>>>

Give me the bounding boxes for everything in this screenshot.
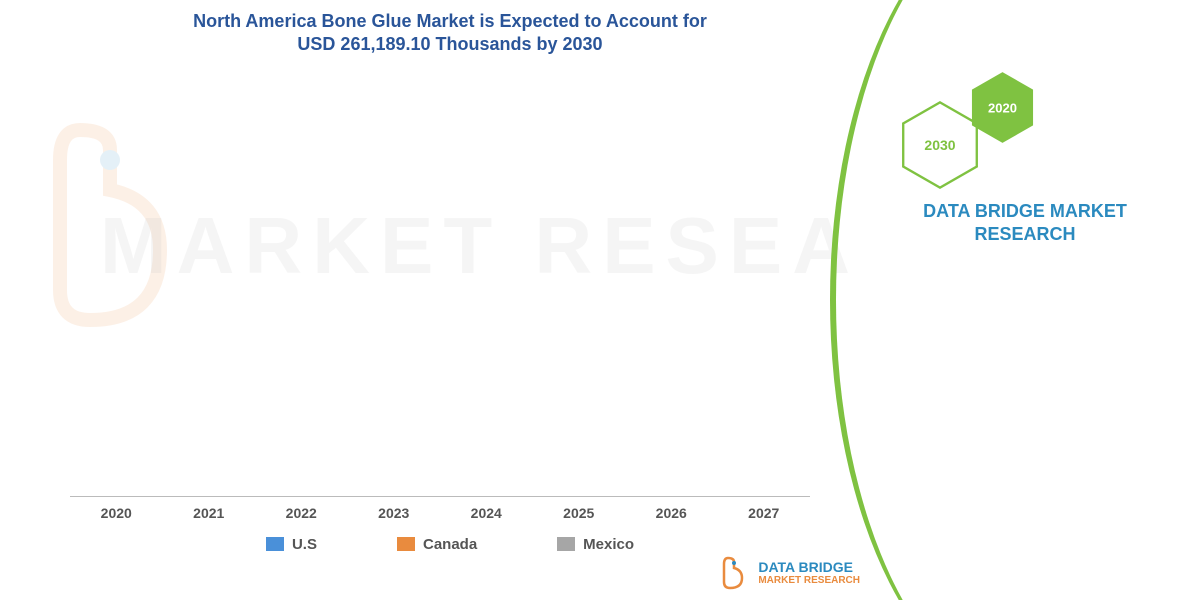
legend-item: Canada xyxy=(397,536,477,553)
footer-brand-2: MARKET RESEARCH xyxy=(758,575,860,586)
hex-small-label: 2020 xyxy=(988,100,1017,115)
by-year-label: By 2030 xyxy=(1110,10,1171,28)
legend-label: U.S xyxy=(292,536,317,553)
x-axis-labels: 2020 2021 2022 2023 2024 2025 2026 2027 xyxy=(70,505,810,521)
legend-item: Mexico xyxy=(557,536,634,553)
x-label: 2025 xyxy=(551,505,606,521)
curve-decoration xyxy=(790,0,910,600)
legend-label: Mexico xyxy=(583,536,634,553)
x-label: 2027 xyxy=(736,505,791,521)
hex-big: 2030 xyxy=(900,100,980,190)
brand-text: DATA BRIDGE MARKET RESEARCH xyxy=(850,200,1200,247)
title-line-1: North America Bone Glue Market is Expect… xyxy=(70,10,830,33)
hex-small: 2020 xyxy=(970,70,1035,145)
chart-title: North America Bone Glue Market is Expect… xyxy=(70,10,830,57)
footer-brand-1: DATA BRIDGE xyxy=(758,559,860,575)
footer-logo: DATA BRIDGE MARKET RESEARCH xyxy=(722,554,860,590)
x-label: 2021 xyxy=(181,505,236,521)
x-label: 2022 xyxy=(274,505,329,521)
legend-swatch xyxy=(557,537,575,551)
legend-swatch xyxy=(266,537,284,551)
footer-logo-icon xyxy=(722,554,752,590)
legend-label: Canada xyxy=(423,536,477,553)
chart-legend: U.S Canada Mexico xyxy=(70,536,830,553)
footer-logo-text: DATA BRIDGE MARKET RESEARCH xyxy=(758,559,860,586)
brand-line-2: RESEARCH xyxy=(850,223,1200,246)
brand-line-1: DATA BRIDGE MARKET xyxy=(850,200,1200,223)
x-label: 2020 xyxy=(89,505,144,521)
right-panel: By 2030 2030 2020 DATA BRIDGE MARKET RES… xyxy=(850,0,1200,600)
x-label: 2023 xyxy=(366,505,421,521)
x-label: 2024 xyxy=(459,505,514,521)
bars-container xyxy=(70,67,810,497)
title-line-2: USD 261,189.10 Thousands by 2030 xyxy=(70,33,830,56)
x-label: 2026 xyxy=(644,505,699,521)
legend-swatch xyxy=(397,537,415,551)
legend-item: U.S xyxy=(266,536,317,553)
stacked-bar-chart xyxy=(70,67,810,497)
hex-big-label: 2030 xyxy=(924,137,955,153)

<<<

- [PROBLEM] Pick out every line of the entries above that contains the string "DATA", with case counting, and copy each one in full.

- [TASK OUTPUT]
brand-text: DATA BRIDGE MARKET RESEARCH xyxy=(850,200,1200,247)
footer-brand-1: DATA BRIDGE xyxy=(758,559,860,575)
footer-logo: DATA BRIDGE MARKET RESEARCH xyxy=(722,554,860,590)
footer-logo-text: DATA BRIDGE MARKET RESEARCH xyxy=(758,559,860,586)
brand-line-1: DATA BRIDGE MARKET xyxy=(850,200,1200,223)
right-panel: By 2030 2030 2020 DATA BRIDGE MARKET RES… xyxy=(850,0,1200,600)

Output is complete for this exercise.